**OBJECTIVE**
Note each line of the listing that contains the string "Bold", and copy it.

**ROWS**
• • • •

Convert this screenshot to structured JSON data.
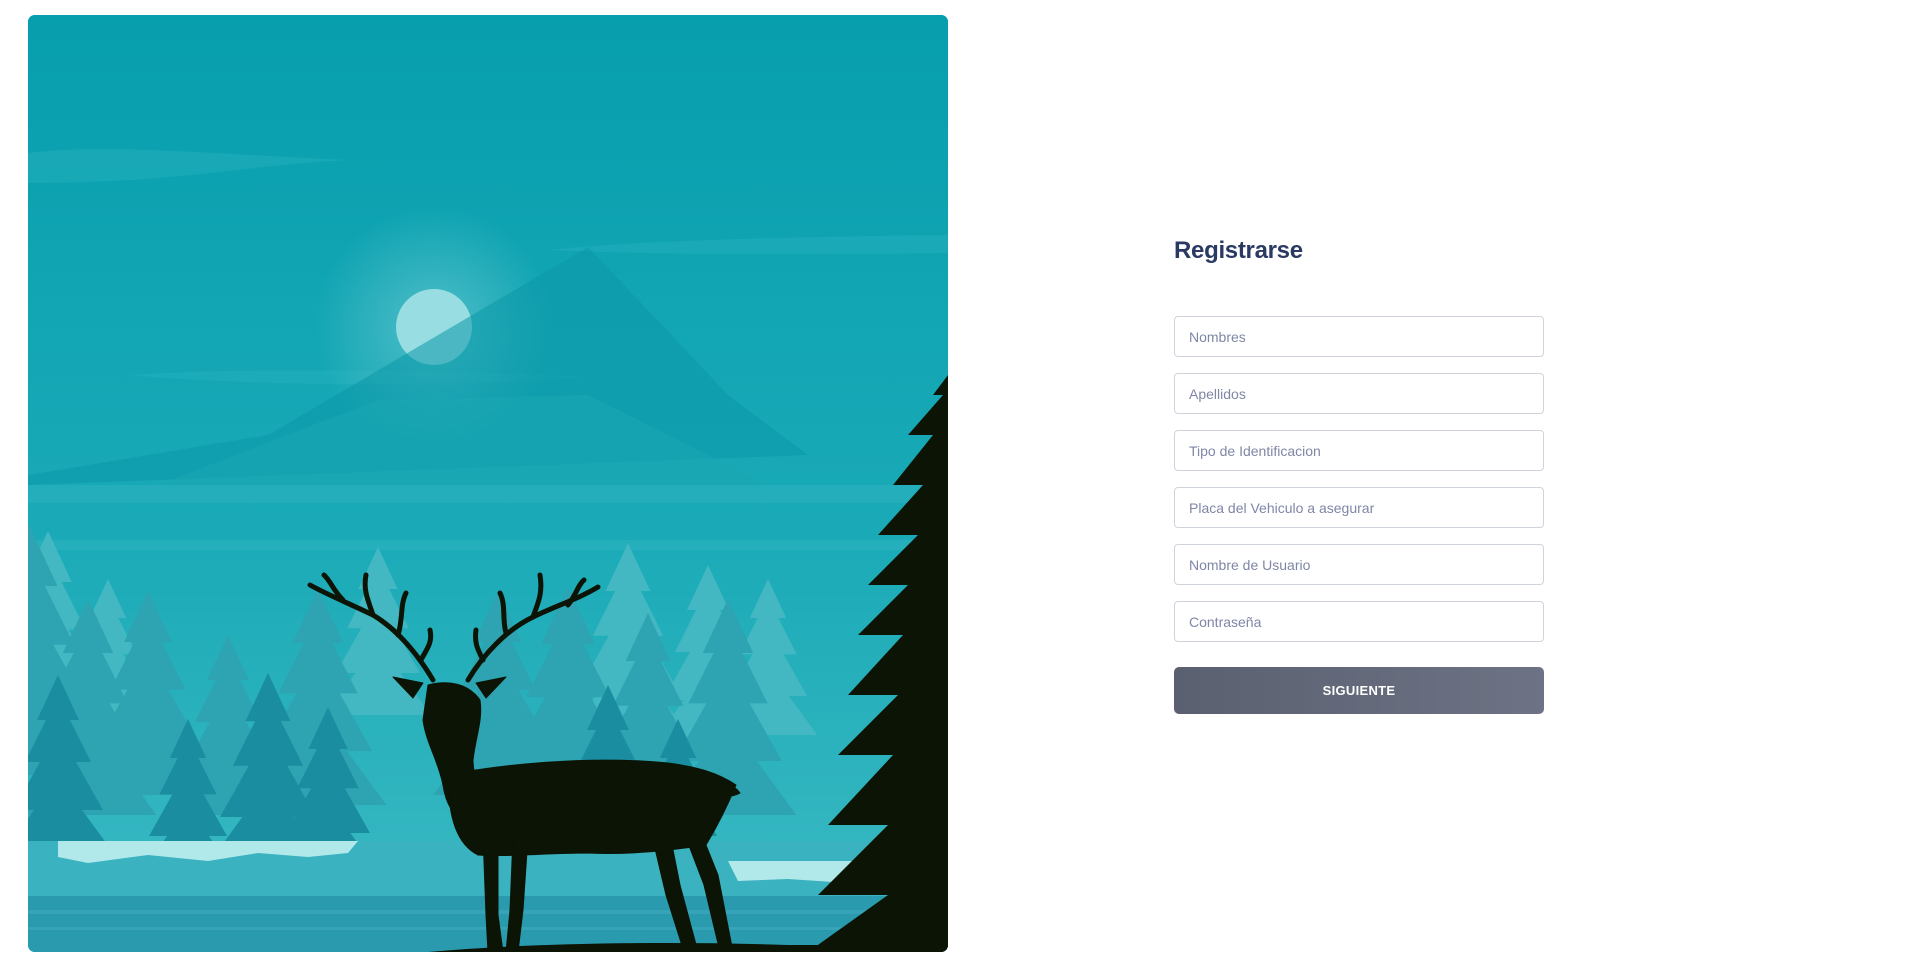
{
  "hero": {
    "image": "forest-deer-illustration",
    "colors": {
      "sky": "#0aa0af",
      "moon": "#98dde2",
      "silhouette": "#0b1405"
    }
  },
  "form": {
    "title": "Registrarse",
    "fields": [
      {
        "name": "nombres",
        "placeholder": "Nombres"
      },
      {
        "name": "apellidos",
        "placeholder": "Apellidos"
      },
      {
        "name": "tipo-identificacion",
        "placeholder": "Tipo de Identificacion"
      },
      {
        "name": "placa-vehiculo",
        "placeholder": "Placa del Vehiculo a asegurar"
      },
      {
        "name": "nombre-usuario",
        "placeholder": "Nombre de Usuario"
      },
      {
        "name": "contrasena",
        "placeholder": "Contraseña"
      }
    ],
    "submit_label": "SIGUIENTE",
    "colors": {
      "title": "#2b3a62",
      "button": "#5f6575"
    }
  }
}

• • • •

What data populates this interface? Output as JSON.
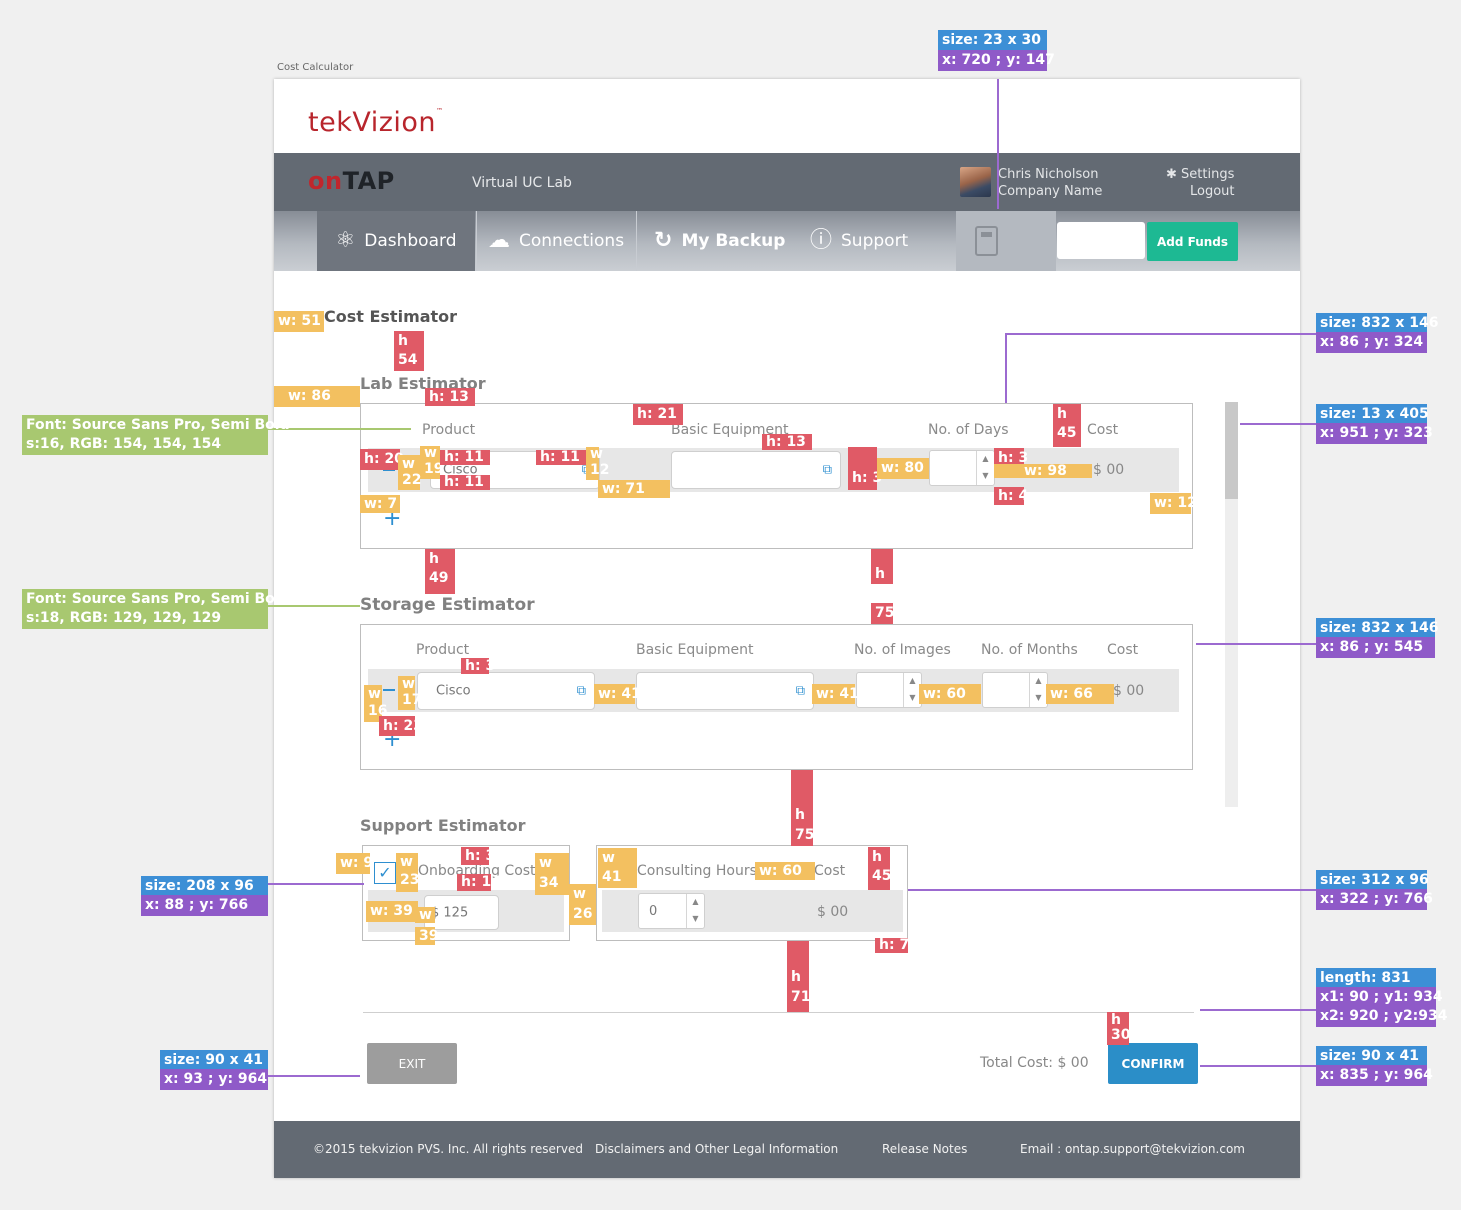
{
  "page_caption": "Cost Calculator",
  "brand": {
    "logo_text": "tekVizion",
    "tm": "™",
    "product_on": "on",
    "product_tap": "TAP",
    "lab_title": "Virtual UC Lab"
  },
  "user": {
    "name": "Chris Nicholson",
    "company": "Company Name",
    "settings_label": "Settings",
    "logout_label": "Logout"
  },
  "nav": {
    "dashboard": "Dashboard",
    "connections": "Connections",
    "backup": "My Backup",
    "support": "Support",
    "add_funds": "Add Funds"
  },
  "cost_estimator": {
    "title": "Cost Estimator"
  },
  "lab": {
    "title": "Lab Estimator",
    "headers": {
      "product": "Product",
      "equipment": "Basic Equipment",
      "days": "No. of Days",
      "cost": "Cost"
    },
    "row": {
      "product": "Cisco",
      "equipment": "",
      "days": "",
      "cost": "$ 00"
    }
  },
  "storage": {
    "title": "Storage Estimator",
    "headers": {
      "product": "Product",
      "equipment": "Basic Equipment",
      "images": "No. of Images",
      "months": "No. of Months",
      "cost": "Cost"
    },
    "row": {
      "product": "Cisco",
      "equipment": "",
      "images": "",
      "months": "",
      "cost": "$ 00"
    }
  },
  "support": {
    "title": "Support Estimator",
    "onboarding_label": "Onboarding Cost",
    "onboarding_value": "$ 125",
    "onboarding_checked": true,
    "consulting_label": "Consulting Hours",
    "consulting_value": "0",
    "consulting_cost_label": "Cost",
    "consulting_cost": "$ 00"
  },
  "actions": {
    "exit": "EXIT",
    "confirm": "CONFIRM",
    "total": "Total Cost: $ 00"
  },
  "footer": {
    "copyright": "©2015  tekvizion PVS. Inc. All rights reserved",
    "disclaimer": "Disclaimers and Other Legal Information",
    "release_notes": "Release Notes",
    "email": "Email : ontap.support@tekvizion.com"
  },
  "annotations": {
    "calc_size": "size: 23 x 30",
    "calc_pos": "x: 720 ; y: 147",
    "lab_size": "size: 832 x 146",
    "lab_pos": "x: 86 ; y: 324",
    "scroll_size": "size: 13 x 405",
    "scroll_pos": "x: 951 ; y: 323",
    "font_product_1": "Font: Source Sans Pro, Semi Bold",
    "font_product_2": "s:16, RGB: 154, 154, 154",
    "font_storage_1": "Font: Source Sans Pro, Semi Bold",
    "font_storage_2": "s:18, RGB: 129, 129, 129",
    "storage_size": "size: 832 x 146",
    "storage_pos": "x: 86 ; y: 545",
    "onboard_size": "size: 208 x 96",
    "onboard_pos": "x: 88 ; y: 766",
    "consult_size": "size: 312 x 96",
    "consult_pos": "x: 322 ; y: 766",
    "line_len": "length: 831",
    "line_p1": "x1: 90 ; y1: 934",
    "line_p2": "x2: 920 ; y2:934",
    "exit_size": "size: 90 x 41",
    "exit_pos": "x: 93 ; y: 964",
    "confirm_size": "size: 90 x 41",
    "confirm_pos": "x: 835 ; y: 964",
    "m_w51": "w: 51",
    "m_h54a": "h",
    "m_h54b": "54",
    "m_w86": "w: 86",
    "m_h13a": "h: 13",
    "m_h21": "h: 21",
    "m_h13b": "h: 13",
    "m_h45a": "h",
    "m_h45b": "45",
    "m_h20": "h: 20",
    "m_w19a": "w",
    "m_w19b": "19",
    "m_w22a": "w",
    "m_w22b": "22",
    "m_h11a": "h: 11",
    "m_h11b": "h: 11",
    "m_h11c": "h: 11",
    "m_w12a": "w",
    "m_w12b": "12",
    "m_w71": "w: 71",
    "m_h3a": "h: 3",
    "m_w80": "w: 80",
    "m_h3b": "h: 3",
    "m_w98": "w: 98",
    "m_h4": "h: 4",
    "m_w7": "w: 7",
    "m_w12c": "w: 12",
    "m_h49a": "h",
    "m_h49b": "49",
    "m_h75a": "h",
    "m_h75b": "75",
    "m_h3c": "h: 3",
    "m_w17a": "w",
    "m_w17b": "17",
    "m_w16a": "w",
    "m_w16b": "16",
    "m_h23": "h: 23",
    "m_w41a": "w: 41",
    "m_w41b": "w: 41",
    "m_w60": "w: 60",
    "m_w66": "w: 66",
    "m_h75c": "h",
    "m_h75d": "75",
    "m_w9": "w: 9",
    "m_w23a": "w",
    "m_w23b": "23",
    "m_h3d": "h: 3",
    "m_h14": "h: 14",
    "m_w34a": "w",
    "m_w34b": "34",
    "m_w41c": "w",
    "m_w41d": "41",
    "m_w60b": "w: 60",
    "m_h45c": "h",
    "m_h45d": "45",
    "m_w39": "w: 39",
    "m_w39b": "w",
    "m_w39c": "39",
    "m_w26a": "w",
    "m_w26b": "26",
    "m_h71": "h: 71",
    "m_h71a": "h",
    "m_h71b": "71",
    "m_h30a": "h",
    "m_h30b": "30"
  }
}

• • • •

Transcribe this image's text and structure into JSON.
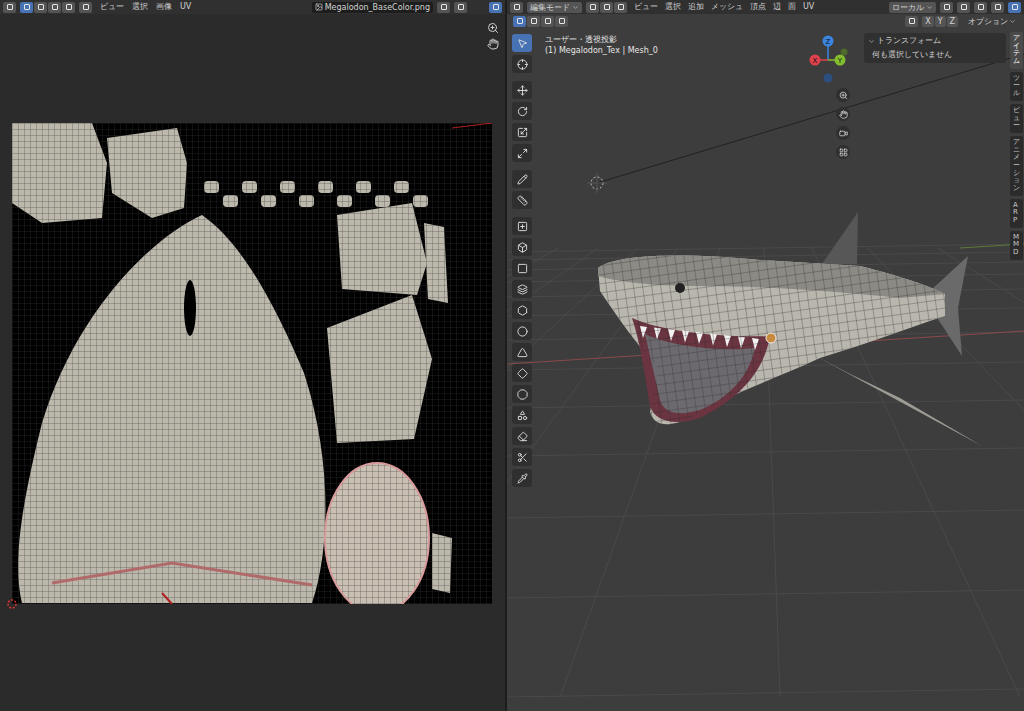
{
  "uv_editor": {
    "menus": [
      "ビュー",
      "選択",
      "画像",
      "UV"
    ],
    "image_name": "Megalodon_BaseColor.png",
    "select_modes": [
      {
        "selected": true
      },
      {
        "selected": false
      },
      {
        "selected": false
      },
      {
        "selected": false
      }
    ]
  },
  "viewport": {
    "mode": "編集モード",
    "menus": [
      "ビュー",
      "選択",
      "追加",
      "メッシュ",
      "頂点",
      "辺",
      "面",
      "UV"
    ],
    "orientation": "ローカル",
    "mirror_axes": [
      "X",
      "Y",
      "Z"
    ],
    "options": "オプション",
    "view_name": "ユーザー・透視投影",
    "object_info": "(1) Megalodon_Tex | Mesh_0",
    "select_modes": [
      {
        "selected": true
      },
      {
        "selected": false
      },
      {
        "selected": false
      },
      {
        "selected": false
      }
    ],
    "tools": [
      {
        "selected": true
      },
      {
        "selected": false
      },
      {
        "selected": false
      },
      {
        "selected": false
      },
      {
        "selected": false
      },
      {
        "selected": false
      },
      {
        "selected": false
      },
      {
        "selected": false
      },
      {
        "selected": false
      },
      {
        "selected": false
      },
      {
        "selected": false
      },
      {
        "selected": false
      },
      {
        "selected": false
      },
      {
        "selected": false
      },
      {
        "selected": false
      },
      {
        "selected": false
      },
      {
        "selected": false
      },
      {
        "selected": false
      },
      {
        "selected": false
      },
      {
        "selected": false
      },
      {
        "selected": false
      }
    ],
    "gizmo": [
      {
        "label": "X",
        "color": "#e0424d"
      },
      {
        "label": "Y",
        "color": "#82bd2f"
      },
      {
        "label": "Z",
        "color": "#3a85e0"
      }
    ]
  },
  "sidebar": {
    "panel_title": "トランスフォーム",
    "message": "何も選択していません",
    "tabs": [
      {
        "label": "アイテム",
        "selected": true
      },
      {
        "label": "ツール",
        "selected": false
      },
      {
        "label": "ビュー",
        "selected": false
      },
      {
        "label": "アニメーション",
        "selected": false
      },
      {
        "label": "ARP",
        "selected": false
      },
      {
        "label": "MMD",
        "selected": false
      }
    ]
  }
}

• • • •

**EXPECTED ANSWER**
    "font_product_1": "Font: Source Sans Pro, Semi Bold",
    "font_storage_1": "Font: Source Sans Pro, Semi Bold",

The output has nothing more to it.